Identify every line in the records below that contains the word "JavaExample", and reproduce each one.

Stored items from a collection:
═══

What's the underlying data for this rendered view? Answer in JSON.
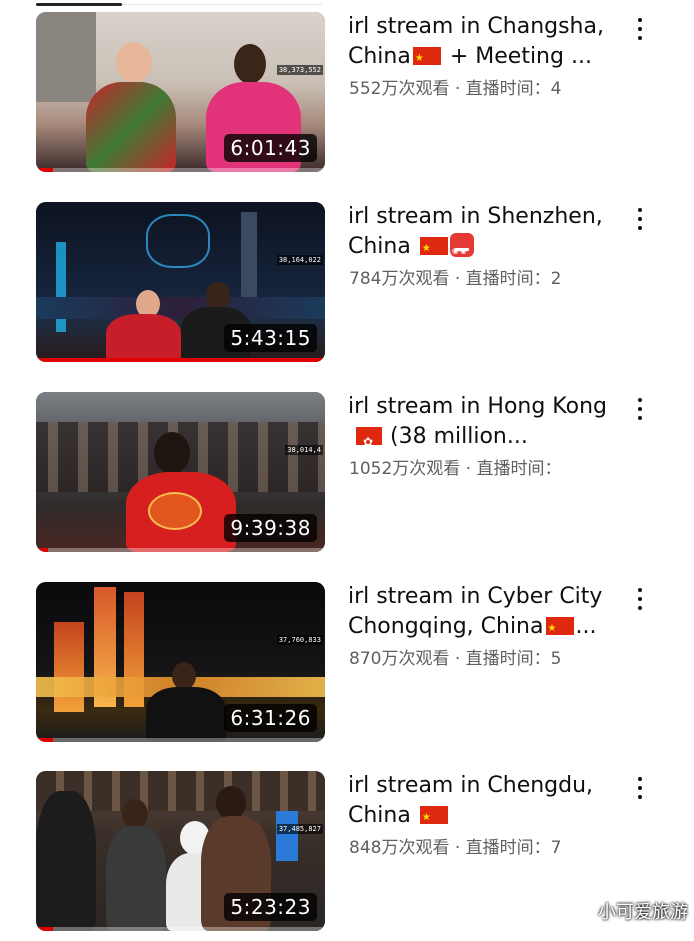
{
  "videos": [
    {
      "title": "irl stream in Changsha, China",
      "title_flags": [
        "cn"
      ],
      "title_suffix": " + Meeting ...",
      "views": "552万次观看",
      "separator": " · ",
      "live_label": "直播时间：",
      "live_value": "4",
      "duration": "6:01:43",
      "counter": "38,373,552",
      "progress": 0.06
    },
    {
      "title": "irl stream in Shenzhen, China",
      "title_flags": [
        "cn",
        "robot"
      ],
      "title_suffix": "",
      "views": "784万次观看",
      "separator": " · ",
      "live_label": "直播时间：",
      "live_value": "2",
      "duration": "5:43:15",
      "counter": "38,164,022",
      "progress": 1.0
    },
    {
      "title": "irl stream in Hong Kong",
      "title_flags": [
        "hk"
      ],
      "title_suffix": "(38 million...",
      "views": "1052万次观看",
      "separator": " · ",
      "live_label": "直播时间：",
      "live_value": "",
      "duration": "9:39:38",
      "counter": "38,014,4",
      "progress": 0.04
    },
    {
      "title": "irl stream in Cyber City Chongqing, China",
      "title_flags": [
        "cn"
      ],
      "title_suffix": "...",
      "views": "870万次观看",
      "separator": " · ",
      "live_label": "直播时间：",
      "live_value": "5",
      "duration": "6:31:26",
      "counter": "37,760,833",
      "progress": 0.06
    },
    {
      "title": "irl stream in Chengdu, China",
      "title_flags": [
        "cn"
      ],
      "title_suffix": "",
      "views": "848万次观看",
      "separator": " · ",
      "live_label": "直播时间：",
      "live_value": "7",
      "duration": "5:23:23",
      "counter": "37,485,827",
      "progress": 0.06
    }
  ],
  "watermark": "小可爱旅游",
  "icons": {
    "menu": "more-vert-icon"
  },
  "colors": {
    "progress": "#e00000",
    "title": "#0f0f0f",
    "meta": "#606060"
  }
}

═══

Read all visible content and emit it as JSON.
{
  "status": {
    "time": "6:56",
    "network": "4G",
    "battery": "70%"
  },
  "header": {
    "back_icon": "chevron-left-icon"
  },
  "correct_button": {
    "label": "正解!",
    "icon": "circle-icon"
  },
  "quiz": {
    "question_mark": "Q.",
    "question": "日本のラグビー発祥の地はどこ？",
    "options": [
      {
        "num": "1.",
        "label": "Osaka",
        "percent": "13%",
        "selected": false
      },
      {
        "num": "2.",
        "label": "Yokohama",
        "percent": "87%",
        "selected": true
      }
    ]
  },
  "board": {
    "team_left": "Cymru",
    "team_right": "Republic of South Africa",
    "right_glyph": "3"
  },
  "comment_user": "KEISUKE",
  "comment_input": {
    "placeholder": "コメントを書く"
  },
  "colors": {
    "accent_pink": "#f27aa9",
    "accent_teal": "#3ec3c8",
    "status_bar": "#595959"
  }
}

═══

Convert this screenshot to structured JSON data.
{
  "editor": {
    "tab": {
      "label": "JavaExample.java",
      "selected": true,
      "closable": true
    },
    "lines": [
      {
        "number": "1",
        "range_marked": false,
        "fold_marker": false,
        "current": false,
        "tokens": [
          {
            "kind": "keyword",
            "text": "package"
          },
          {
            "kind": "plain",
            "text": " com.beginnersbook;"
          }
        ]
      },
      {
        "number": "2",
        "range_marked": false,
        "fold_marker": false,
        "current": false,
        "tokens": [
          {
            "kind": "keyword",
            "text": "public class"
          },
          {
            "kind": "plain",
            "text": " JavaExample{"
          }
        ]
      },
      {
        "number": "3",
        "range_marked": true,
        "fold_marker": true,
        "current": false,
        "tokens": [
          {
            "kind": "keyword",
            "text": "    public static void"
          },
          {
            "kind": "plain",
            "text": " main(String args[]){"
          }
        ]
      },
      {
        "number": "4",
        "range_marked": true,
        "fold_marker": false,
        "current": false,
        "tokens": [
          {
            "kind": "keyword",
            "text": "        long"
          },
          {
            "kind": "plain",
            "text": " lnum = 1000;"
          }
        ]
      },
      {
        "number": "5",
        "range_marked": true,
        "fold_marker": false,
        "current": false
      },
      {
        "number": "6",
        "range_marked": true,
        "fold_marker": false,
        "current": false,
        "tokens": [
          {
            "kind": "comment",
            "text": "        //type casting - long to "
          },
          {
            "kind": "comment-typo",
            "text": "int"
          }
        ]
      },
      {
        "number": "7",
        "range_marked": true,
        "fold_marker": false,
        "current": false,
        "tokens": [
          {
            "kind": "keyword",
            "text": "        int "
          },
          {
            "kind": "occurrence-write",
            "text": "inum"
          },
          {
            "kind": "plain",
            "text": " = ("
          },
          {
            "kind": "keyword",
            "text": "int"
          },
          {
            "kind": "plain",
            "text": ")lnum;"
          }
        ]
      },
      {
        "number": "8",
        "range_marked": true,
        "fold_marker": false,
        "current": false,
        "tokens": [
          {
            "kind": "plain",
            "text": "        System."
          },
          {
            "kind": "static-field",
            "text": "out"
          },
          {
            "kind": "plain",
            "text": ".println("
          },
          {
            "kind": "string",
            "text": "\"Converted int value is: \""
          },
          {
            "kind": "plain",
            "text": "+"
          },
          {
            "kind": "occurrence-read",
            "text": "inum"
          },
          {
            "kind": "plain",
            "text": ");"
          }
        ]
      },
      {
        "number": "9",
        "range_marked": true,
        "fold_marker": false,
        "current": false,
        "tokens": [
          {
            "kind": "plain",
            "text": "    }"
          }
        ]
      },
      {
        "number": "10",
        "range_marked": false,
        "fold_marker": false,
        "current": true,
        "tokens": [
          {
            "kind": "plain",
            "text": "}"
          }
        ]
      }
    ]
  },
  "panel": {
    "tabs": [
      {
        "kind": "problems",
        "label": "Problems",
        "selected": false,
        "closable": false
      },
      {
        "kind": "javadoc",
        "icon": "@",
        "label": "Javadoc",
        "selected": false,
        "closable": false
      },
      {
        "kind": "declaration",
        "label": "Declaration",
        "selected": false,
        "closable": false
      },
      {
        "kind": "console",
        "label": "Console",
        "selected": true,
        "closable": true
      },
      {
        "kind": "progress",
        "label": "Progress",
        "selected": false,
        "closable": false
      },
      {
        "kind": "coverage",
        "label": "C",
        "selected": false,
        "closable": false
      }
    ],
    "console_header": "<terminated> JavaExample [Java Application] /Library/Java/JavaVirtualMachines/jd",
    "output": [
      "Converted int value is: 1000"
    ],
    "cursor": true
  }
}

═══

(THE SOLUTION):
      "label": "JavaExample.java",
            "text": " JavaExample{"
    "console_header": "<terminated> JavaExample [Java Application] /Library/Java/JavaVirtualMachines/jd",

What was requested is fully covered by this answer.